**PROBLEM DETAILS:**
Scan the material below for the string "Student", and copy every line where it shows up.

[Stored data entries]
▬▬▬▬▬▬

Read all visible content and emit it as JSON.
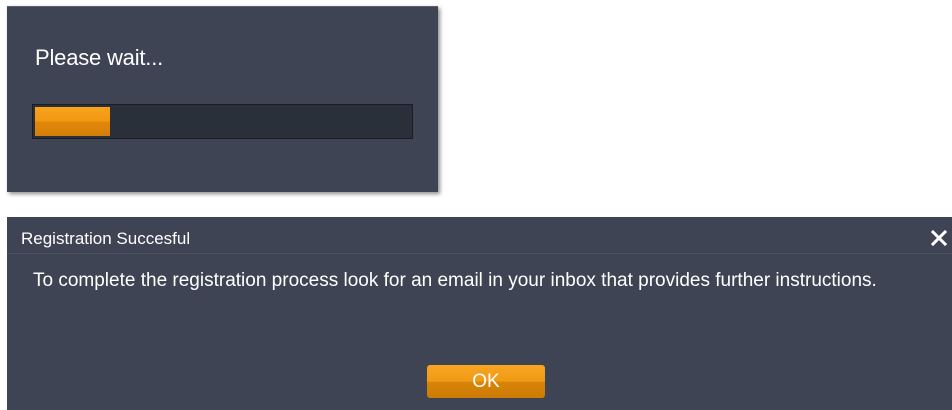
{
  "wait_dialog": {
    "message": "Please wait...",
    "progress_percent": 20
  },
  "registration_dialog": {
    "title": "Registration Succesful",
    "message": "To complete the registration process look for an email in your inbox that provides further instructions.",
    "ok_label": "OK",
    "close_icon": "close-icon"
  },
  "colors": {
    "dialog_bg": "#3e4453",
    "progress_track": "#2a3039",
    "accent_orange": "#f29813",
    "text": "#ffffff"
  }
}
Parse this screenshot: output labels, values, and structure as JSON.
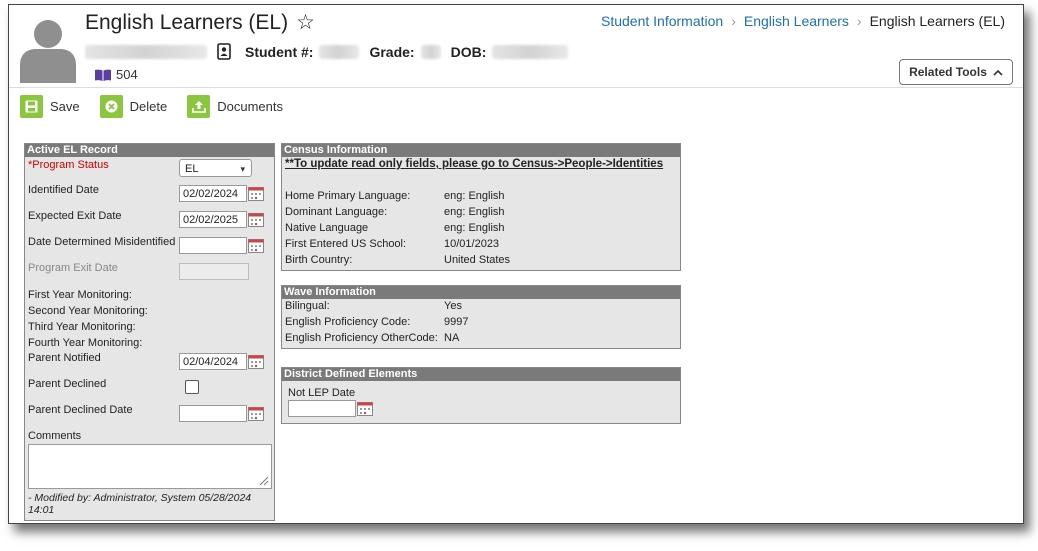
{
  "header": {
    "title": "English Learners (EL)",
    "breadcrumb": [
      "Student Information",
      "English Learners",
      "English Learners (EL)"
    ],
    "student_label": "Student #:",
    "grade_label": "Grade:",
    "dob_label": "DOB:",
    "badge_504": "504",
    "related_tools": "Related Tools"
  },
  "toolbar": {
    "save": "Save",
    "delete": "Delete",
    "documents": "Documents"
  },
  "active_el": {
    "heading": "Active EL Record",
    "program_status_label": "*Program Status",
    "program_status_value": "EL",
    "identified_date_label": "Identified Date",
    "identified_date": "02/02/2024",
    "expected_exit_label": "Expected Exit Date",
    "expected_exit": "02/02/2025",
    "misidentified_label": "Date Determined Misidentified",
    "program_exit_label": "Program Exit Date",
    "first_year": "First Year Monitoring:",
    "second_year": "Second Year Monitoring:",
    "third_year": "Third Year Monitoring:",
    "fourth_year": "Fourth Year Monitoring:",
    "parent_notified_label": "Parent Notified",
    "parent_notified": "02/04/2024",
    "parent_declined_label": "Parent Declined",
    "parent_declined_date_label": "Parent Declined Date",
    "comments_label": "Comments",
    "modified_by": "- Modified by: Administrator, System 05/28/2024 14:01"
  },
  "census": {
    "heading": "Census Information",
    "notice": "**To update read only fields, please go to Census->People->Identities",
    "rows": [
      {
        "label": "Home Primary Language:",
        "value": "eng: English"
      },
      {
        "label": "Dominant Language:",
        "value": "eng: English"
      },
      {
        "label": "Native Language",
        "value": "eng: English"
      },
      {
        "label": "First Entered US School:",
        "value": "10/01/2023"
      },
      {
        "label": "Birth Country:",
        "value": "United States"
      }
    ]
  },
  "wave": {
    "heading": "Wave Information",
    "rows": [
      {
        "label": "Bilingual:",
        "value": "Yes"
      },
      {
        "label": "English Proficiency Code:",
        "value": "9997"
      },
      {
        "label": "English Proficiency OtherCode:",
        "value": "NA"
      }
    ]
  },
  "district": {
    "heading": "District Defined Elements",
    "not_lep_label": "Not LEP Date"
  },
  "colors": {
    "accent_green": "#8cc63f",
    "link_blue": "#1f6fb2",
    "panel_header": "#7a7a7a",
    "panel_bg": "#e6e6e6"
  }
}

▬▬▬▬▬▬

**EXERCISE OUTPUT:**
      "Student Information",
    "student_label": "Student #:",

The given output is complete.